Search the material for the string "name", then return every line where it is found.

> **Record excerpts**
—————
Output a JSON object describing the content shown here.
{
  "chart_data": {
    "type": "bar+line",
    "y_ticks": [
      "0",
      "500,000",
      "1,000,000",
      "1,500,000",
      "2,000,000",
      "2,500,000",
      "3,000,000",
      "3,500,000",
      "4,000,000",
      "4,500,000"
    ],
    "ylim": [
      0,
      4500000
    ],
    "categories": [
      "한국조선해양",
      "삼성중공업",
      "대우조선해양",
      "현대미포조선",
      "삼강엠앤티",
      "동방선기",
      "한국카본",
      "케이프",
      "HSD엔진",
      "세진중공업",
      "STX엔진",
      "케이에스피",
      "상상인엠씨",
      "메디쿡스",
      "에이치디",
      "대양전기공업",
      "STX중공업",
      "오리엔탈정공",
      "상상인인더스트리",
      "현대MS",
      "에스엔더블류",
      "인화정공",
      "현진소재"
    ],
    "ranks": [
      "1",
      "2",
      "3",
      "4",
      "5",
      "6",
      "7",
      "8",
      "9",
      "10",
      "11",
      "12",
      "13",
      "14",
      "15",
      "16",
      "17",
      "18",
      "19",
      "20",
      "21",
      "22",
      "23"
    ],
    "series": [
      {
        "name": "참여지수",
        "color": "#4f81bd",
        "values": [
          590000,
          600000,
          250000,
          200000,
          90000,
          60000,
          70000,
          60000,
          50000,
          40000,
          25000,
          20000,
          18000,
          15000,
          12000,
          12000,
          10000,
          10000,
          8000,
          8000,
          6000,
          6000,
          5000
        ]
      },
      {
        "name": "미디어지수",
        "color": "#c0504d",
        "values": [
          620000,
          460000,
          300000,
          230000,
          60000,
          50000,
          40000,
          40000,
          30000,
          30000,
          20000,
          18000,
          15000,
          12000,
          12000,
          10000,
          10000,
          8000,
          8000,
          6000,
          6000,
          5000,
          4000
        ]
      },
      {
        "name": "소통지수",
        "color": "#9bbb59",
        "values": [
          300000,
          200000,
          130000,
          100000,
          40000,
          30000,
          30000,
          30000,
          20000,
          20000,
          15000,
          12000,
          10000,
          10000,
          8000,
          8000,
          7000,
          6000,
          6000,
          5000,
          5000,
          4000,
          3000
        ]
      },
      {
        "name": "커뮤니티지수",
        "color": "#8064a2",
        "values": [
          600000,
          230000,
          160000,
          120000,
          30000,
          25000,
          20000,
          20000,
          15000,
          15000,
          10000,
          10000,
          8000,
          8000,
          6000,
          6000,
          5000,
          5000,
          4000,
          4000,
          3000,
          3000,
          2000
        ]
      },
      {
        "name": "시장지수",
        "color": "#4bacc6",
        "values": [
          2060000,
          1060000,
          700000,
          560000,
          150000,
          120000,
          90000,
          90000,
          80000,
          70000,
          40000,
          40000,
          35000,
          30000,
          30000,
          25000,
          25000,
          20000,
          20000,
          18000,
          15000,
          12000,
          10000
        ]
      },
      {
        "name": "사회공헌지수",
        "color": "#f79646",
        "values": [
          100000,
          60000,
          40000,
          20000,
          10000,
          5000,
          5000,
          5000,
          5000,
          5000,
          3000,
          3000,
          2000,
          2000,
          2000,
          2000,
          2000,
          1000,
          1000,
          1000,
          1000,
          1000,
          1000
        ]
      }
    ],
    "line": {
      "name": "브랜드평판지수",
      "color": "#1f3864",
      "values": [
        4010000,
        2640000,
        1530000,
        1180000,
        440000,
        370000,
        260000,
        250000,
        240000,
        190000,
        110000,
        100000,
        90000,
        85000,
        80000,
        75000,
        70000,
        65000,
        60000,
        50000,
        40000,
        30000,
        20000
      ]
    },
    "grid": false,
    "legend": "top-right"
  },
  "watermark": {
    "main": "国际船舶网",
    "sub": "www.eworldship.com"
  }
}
—————
> **Written answer**
        "name": "참여지수",
        "name": "미디어지수",
        "name": "소통지수",
        "name": "커뮤니티지수",
        "name": "시장지수",
        "name": "사회공헌지수",
      "name": "브랜드평판지수",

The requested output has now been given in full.